REQUIRED WORK: Your reply should be one number: the count of lines holding the word "Wide".

[EXERCISE MATERIAL start]

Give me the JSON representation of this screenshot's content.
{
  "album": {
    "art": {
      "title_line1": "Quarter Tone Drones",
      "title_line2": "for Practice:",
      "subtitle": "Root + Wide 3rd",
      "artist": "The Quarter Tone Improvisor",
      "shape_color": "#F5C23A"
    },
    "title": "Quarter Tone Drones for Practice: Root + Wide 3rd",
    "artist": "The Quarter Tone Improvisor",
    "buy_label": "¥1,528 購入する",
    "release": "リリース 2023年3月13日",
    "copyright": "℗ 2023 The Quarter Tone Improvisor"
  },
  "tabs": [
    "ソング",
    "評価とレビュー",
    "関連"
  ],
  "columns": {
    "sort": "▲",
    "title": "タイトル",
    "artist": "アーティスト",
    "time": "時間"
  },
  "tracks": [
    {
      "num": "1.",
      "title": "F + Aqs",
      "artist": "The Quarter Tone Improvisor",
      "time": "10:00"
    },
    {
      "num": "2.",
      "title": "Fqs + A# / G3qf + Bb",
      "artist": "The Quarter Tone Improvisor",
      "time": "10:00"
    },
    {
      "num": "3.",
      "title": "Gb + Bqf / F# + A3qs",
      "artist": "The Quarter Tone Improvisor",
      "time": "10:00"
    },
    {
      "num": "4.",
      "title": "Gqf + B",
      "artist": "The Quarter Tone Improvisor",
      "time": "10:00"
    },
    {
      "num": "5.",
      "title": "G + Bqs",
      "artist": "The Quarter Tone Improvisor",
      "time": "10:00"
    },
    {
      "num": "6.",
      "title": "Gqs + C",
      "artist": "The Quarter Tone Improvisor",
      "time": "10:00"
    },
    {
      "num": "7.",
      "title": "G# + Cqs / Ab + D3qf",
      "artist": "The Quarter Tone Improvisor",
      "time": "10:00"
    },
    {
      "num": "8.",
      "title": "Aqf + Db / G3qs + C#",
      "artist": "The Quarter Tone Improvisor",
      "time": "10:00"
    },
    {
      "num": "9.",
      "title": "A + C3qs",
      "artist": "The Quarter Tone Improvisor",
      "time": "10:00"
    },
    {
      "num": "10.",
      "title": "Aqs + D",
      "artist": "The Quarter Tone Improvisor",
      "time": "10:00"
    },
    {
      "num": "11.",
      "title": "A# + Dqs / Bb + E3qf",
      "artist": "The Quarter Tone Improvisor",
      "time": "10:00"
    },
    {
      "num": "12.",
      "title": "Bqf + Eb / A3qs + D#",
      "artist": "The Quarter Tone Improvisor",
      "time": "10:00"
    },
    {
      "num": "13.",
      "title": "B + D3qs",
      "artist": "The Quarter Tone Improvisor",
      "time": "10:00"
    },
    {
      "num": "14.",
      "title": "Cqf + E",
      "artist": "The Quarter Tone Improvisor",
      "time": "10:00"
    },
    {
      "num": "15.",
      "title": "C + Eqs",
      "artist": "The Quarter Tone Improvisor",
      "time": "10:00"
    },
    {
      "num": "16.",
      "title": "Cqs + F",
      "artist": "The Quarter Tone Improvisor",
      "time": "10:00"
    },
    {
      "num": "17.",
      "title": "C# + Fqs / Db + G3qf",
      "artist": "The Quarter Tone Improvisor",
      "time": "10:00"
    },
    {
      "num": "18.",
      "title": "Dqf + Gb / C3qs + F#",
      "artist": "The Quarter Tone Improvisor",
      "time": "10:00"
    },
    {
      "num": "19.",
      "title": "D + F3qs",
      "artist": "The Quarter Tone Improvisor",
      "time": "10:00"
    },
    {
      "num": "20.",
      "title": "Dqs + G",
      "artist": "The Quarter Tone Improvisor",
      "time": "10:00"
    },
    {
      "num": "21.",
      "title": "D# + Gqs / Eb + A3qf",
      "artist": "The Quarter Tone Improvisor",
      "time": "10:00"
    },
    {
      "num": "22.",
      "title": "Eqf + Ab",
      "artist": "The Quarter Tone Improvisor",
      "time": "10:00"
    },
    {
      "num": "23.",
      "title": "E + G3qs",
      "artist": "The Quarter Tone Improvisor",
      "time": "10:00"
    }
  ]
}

[EXERCISE MATERIAL end]

FULL OUTPUT: 2